GIVEN PROBLEM: Lines containing the string "text" are to be counted; report only how many there are.

RECORD LIST:
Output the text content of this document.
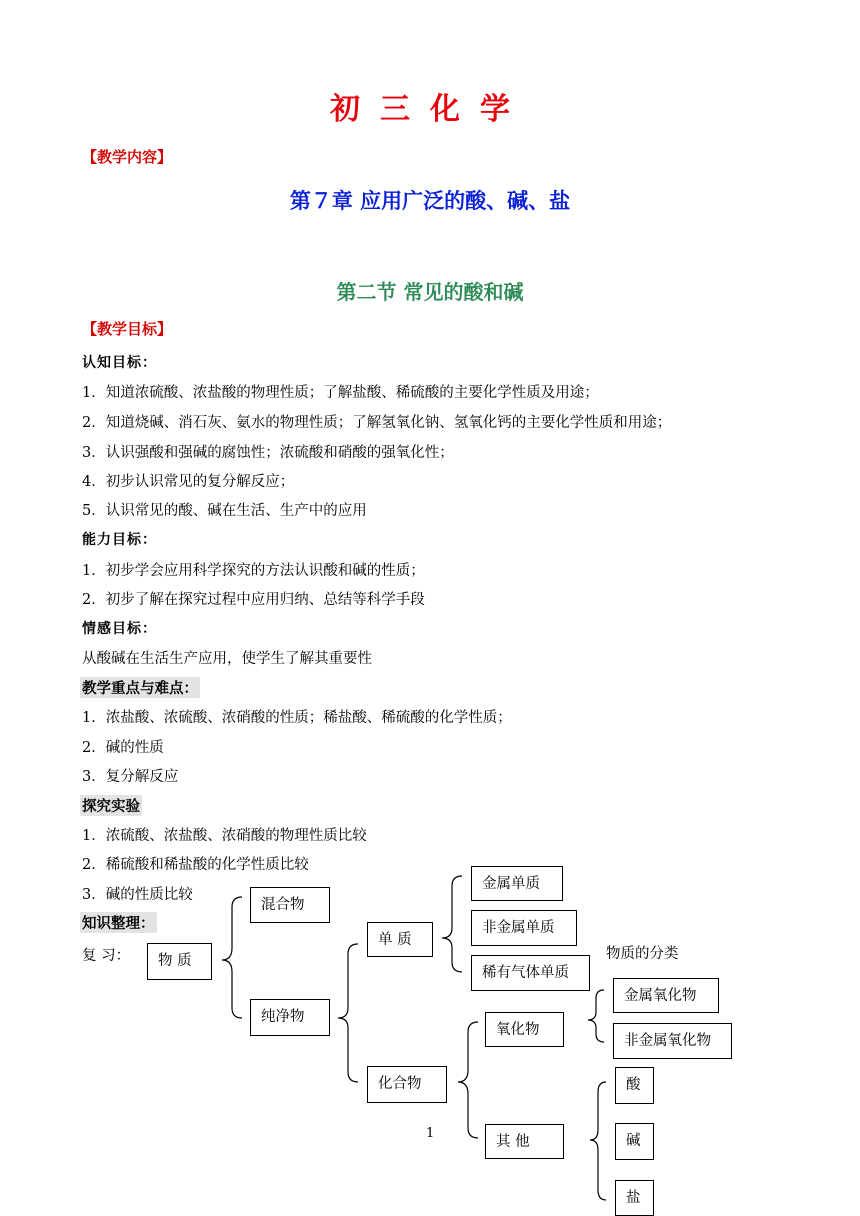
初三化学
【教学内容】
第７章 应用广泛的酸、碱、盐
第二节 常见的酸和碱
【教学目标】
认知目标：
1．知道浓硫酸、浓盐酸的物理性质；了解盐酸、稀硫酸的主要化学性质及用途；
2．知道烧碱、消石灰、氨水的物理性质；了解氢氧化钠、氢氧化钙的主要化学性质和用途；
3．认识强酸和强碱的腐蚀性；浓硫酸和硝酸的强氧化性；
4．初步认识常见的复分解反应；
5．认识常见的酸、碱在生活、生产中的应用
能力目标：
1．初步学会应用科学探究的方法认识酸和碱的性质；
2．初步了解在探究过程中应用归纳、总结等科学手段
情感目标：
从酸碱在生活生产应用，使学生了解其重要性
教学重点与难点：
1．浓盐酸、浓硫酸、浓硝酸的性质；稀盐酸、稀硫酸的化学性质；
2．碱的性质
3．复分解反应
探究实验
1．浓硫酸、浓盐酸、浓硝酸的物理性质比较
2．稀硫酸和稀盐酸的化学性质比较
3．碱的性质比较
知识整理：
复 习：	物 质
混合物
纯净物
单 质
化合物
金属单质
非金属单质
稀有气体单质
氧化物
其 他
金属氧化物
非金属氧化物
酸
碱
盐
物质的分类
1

* * *

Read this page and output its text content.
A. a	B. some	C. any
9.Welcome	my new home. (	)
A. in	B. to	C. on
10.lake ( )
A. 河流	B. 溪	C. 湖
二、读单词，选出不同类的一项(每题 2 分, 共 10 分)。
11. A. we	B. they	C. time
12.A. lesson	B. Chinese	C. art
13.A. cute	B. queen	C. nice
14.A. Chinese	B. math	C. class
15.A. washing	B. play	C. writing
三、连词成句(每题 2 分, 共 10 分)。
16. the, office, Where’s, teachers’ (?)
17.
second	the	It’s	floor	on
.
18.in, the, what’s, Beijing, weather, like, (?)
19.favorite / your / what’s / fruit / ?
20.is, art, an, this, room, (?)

RESPONSE TO THIS EXERCISE: 2